__The request__
Tally each line where the word "painting" occurs, then give only the total.

__Available data__
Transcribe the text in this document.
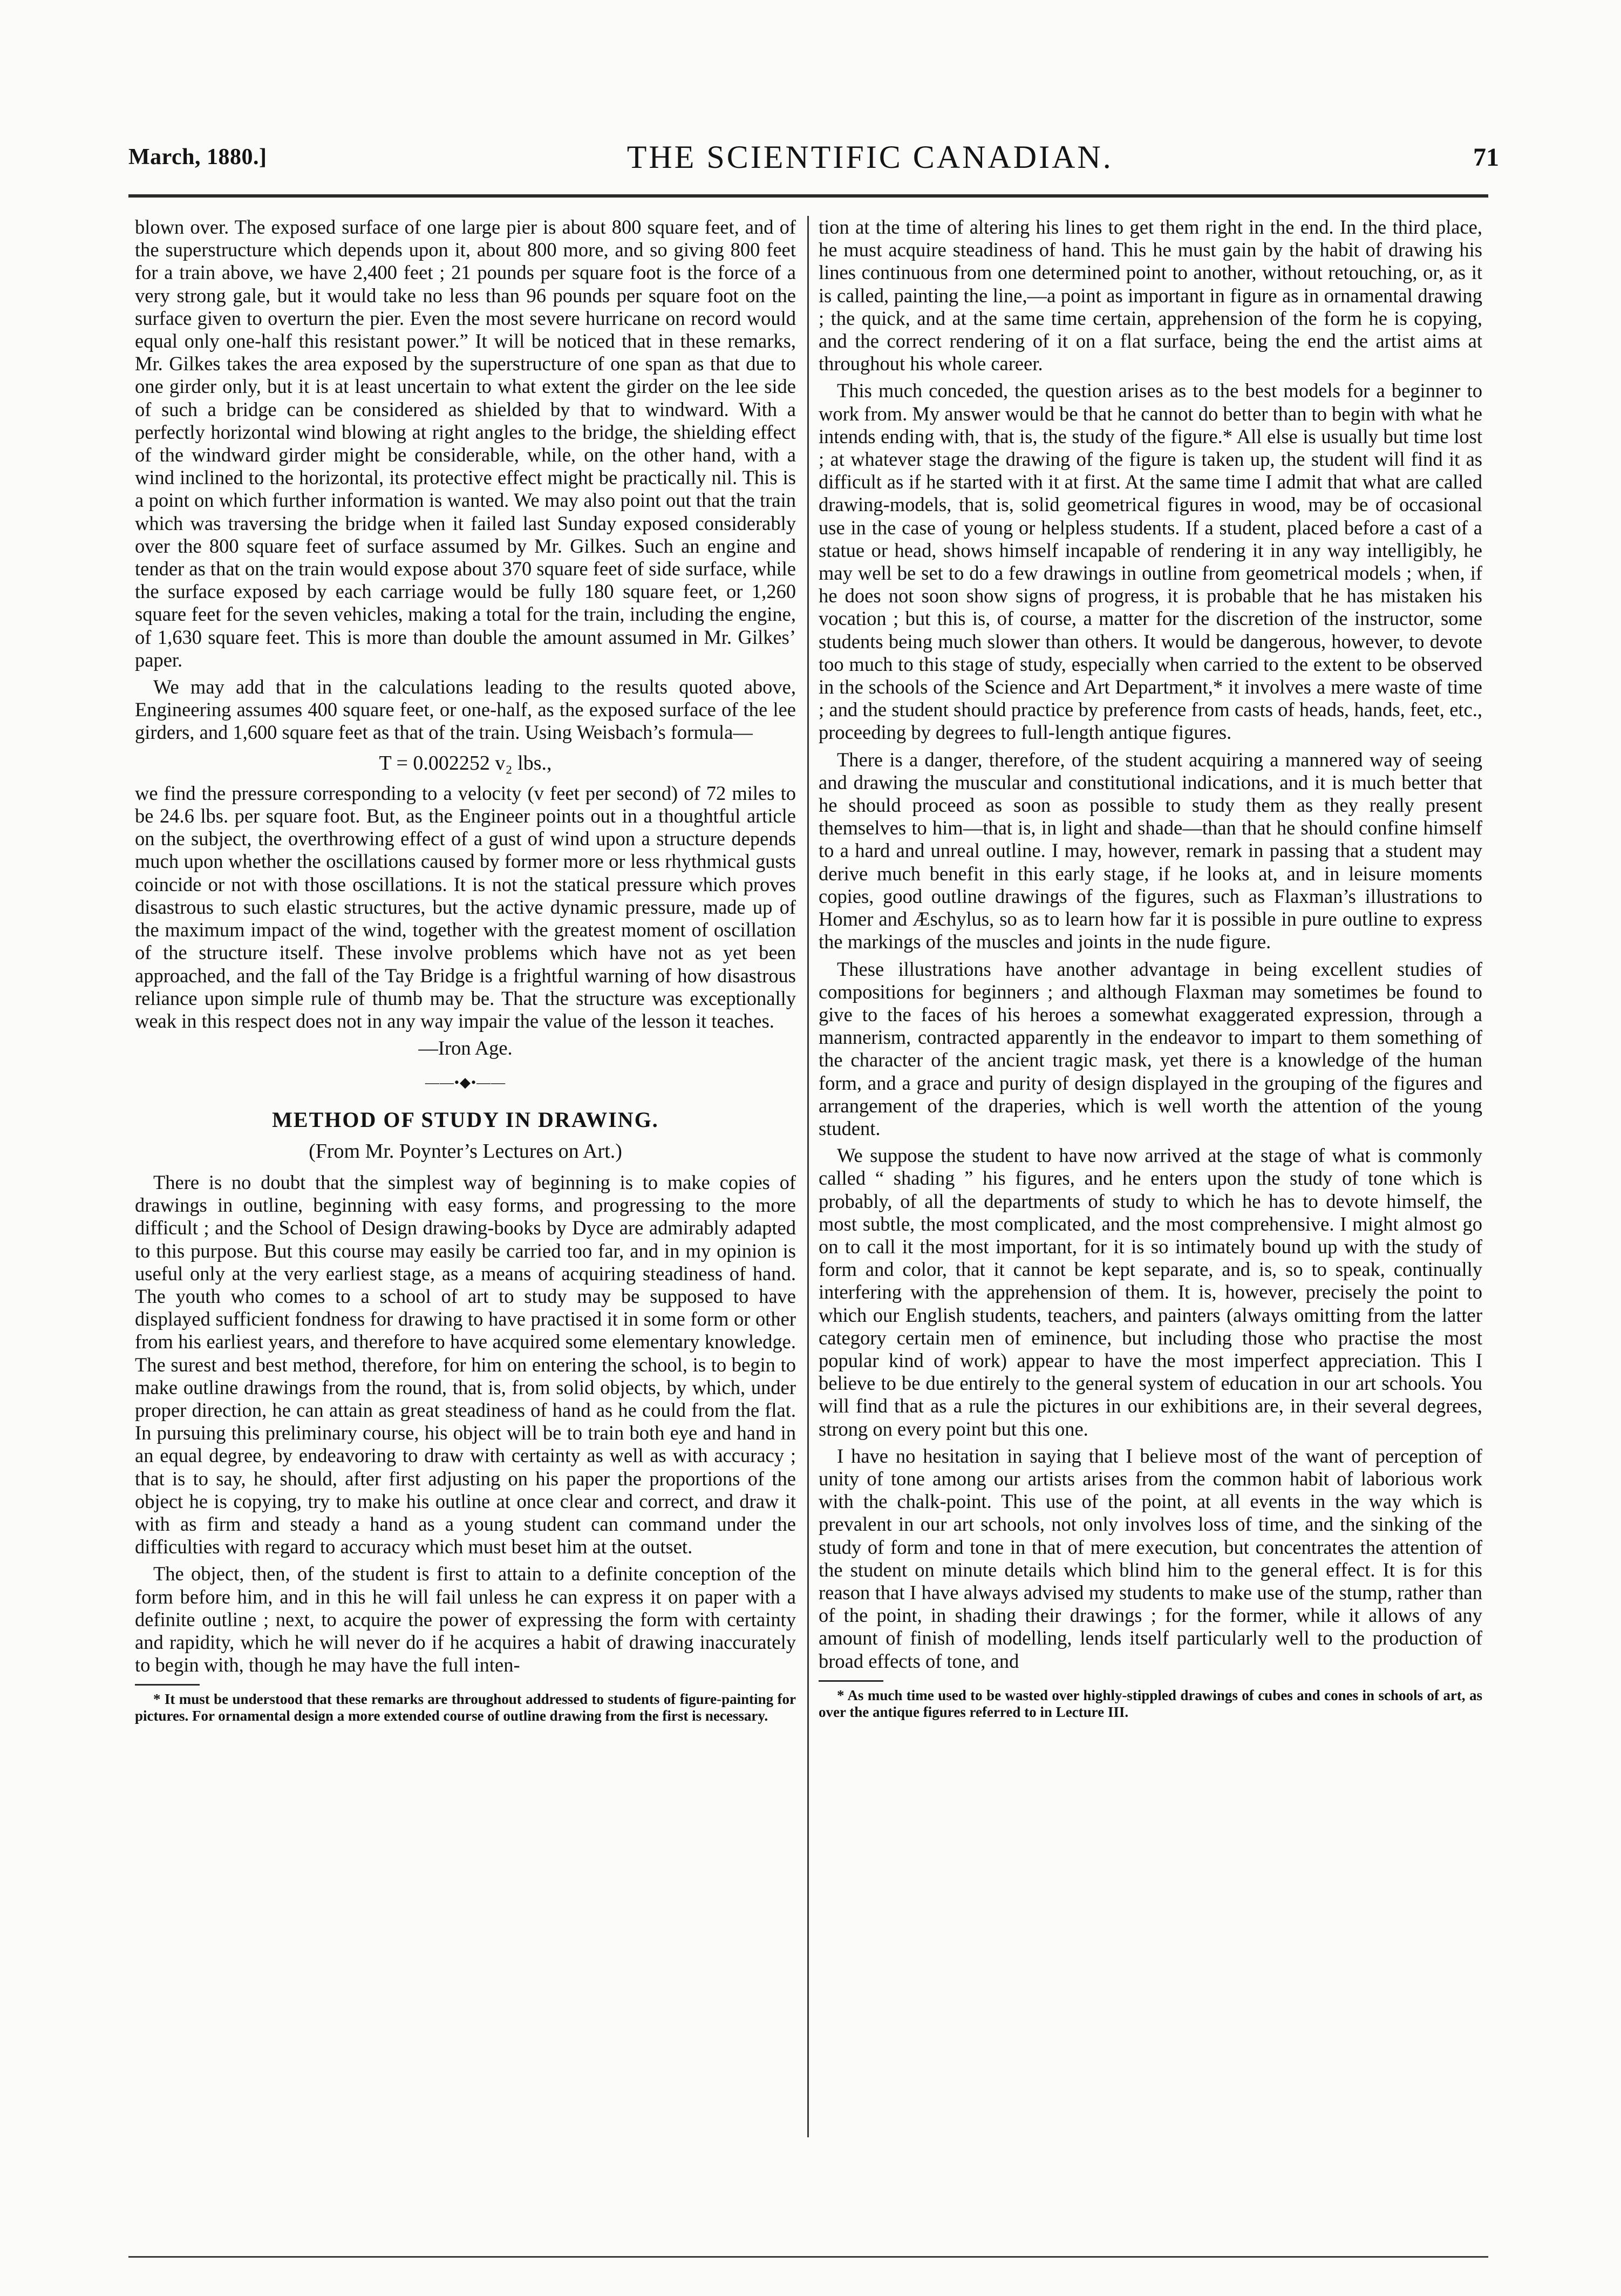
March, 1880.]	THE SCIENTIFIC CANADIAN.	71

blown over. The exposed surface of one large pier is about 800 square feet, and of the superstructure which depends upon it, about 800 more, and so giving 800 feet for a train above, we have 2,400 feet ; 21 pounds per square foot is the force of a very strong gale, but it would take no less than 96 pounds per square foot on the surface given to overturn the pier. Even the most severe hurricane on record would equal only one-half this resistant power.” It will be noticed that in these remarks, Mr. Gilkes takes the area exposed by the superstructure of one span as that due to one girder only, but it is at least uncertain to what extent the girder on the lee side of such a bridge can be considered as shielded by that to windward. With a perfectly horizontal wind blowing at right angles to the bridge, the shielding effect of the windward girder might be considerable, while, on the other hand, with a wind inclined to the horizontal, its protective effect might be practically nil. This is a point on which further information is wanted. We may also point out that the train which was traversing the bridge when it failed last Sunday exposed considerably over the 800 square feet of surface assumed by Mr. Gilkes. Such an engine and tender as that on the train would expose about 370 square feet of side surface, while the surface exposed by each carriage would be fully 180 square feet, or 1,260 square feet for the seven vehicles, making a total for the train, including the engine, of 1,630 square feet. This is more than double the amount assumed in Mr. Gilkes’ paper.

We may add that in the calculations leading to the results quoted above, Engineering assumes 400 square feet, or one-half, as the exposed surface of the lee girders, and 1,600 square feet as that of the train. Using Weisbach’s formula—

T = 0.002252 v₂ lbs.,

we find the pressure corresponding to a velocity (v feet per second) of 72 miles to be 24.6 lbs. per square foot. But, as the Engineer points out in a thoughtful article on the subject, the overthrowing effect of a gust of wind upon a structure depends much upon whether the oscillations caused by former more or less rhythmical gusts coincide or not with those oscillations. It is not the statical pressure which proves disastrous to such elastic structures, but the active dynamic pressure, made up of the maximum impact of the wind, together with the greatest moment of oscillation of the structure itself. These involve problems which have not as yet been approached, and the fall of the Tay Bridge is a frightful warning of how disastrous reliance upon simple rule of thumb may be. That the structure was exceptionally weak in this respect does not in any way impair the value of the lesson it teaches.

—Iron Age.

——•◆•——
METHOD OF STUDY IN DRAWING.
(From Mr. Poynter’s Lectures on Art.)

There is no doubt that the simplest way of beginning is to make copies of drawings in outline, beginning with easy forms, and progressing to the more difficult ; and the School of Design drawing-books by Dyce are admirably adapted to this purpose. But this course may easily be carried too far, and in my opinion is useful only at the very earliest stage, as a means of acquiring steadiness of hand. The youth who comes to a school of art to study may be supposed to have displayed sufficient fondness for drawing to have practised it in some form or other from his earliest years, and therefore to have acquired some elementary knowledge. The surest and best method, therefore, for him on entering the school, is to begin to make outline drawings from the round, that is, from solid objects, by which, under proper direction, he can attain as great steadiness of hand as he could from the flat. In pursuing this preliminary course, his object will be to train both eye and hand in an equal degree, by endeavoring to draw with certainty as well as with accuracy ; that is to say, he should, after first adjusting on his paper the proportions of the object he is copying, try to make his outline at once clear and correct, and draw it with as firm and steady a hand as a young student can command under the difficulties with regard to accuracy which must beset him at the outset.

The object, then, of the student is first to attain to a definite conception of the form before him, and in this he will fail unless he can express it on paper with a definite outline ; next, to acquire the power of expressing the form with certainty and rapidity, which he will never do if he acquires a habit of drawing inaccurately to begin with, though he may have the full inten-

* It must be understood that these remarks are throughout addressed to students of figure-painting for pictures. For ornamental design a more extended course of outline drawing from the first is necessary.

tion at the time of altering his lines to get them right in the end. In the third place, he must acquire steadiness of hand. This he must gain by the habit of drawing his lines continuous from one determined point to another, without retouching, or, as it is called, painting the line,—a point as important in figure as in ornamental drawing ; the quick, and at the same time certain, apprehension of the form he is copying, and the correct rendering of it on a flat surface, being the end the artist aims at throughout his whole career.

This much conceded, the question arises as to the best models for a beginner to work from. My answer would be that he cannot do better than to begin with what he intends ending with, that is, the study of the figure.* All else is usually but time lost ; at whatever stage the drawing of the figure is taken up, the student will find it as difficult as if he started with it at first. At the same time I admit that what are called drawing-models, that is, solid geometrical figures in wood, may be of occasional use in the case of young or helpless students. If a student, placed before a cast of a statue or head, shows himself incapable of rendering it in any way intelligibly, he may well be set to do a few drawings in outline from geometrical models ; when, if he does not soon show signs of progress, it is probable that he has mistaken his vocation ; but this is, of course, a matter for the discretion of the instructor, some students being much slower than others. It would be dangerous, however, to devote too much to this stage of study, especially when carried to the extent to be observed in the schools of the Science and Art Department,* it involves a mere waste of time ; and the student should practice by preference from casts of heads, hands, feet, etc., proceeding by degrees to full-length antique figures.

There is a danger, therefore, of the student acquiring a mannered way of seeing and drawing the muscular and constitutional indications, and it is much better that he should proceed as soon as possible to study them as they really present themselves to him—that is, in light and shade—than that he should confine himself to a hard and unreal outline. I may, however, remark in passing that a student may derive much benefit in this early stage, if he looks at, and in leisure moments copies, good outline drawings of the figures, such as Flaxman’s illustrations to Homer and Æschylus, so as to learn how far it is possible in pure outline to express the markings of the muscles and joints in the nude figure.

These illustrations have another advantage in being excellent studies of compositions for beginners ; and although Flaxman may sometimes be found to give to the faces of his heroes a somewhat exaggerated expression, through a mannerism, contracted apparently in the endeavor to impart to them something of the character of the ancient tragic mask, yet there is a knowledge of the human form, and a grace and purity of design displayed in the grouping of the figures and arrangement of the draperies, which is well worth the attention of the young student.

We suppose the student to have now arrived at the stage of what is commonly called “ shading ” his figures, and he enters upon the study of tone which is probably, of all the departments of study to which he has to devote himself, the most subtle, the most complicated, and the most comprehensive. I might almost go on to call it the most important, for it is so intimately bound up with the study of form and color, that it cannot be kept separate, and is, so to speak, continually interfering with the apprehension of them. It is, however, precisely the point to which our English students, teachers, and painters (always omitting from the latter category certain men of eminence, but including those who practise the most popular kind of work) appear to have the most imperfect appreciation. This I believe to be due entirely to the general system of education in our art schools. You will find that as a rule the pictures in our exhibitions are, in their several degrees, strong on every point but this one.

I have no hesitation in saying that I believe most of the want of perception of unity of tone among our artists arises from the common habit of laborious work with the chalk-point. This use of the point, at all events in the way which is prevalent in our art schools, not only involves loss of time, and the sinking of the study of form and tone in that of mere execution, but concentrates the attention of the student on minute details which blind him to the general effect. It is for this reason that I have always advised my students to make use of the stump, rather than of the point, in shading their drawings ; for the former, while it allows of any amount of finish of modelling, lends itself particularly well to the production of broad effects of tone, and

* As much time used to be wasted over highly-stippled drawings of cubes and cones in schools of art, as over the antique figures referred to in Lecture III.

__Answer to the problem__
2